Source data:
# # #

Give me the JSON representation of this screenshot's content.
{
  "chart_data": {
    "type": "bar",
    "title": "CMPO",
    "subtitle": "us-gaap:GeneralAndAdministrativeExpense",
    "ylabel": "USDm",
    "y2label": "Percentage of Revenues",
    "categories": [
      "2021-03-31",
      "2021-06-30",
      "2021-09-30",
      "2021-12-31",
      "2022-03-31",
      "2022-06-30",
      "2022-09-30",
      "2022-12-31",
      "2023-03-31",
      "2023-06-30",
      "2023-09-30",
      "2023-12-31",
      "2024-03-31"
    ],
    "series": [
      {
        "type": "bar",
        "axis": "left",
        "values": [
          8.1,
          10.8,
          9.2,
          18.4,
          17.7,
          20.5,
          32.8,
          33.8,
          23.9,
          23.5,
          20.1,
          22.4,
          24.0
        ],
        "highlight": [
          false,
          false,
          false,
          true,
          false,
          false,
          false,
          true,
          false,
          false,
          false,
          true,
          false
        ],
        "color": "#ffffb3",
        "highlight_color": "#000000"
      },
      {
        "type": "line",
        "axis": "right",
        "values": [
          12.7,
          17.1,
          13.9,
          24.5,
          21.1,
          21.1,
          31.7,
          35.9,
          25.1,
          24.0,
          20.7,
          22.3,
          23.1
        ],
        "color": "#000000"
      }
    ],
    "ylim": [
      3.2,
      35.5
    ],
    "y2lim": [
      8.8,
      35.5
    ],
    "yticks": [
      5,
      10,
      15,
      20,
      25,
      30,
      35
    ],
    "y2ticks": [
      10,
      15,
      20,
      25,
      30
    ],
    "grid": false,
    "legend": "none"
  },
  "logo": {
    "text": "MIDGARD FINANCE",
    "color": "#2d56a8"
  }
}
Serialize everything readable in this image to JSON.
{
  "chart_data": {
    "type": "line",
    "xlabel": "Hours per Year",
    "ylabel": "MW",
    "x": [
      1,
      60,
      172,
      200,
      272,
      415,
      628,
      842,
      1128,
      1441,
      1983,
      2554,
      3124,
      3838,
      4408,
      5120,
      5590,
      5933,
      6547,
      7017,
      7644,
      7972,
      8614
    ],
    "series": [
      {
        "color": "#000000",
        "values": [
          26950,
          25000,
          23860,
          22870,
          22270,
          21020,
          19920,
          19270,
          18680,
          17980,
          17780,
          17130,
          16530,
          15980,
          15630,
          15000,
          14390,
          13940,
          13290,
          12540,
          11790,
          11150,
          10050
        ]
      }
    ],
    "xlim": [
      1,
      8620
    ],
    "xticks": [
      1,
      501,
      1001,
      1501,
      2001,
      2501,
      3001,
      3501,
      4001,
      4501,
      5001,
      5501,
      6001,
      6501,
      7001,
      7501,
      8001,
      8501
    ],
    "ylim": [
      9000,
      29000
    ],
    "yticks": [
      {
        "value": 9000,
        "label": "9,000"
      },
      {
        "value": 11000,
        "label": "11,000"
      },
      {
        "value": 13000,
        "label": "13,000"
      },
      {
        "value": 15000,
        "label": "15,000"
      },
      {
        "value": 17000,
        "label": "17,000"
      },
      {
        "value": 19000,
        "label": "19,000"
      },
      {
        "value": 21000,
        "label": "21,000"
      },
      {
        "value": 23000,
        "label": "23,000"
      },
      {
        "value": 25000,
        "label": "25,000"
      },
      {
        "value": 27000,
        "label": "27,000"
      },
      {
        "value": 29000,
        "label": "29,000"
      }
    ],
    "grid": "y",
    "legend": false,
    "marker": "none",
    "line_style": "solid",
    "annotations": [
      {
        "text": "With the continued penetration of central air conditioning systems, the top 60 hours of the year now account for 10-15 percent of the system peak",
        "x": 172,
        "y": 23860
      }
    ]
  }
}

# # #

(Work to complete): Nothing in the listing may be changed; retype it all exactly.

(Written response):
Give me the JSON representation of this screenshot's content.
{
  "chart_data": {
    "type": "bar",
    "title": "CMPO",
    "subtitle": "us-gaap:GeneralAndAdministrativeExpense",
    "ylabel": "USDm",
    "y2label": "Percentage of Revenues",
    "categories": [
      "2021-03-31",
      "2021-06-30",
      "2021-09-30",
      "2021-12-31",
      "2022-03-31",
      "2022-06-30",
      "2022-09-30",
      "2022-12-31",
      "2023-03-31",
      "2023-06-30",
      "2023-09-30",
      "2023-12-31",
      "2024-03-31"
    ],
    "series": [
      {
        "type": "bar",
        "axis": "left",
        "values": [
          8.1,
          10.8,
          9.2,
          18.4,
          17.7,
          20.5,
          32.8,
          33.8,
          23.9,
          23.5,
          20.1,
          22.4,
          24.0
        ],
        "highlight": [
          false,
          false,
          false,
          true,
          false,
          false,
          false,
          true,
          false,
          false,
          false,
          true,
          false
        ],
        "color": "#ffffb3",
        "highlight_color": "#000000"
      },
      {
        "type": "line",
        "axis": "right",
        "values": [
          12.7,
          17.1,
          13.9,
          24.5,
          21.1,
          21.1,
          31.7,
          35.9,
          25.1,
          24.0,
          20.7,
          22.3,
          23.1
        ],
        "color": "#000000"
      }
    ],
    "ylim": [
      3.2,
      35.5
    ],
    "y2lim": [
      8.8,
      35.5
    ],
    "yticks": [
      5,
      10,
      15,
      20,
      25,
      30,
      35
    ],
    "y2ticks": [
      10,
      15,
      20,
      25,
      30
    ],
    "grid": false,
    "legend": "none"
  },
  "logo": {
    "text": "MIDGARD FINANCE",
    "color": "#2d56a8"
  }
}
Serialize everything readable in this image to JSON.
{
  "chart_data": {
    "type": "line",
    "xlabel": "Hours per Year",
    "ylabel": "MW",
    "x": [
      1,
      60,
      172,
      200,
      272,
      415,
      628,
      842,
      1128,
      1441,
      1983,
      2554,
      3124,
      3838,
      4408,
      5120,
      5590,
      5933,
      6547,
      7017,
      7644,
      7972,
      8614
    ],
    "series": [
      {
        "color": "#000000",
        "values": [
          26950,
          25000,
          23860,
          22870,
          22270,
          21020,
          19920,
          19270,
          18680,
          17980,
          17780,
          17130,
          16530,
          15980,
          15630,
          15000,
          14390,
          13940,
          13290,
          12540,
          11790,
          11150,
          10050
        ]
      }
    ],
    "xlim": [
      1,
      8620
    ],
    "xticks": [
      1,
      501,
      1001,
      1501,
      2001,
      2501,
      3001,
      3501,
      4001,
      4501,
      5001,
      5501,
      6001,
      6501,
      7001,
      7501,
      8001,
      8501
    ],
    "ylim": [
      9000,
      29000
    ],
    "yticks": [
      {
        "value": 9000,
        "label": "9,000"
      },
      {
        "value": 11000,
        "label": "11,000"
      },
      {
        "value": 13000,
        "label": "13,000"
      },
      {
        "value": 15000,
        "label": "15,000"
      },
      {
        "value": 17000,
        "label": "17,000"
      },
      {
        "value": 19000,
        "label": "19,000"
      },
      {
        "value": 21000,
        "label": "21,000"
      },
      {
        "value": 23000,
        "label": "23,000"
      },
      {
        "value": 25000,
        "label": "25,000"
      },
      {
        "value": 27000,
        "label": "27,000"
      },
      {
        "value": 29000,
        "label": "29,000"
      }
    ],
    "grid": "y",
    "legend": false,
    "marker": "none",
    "line_style": "solid",
    "annotations": [
      {
        "text": "With the continued penetration of central air conditioning systems, the top 60 hours of the year now account for 10-15 percent of the system peak",
        "x": 172,
        "y": 23860
      }
    ]
  }
}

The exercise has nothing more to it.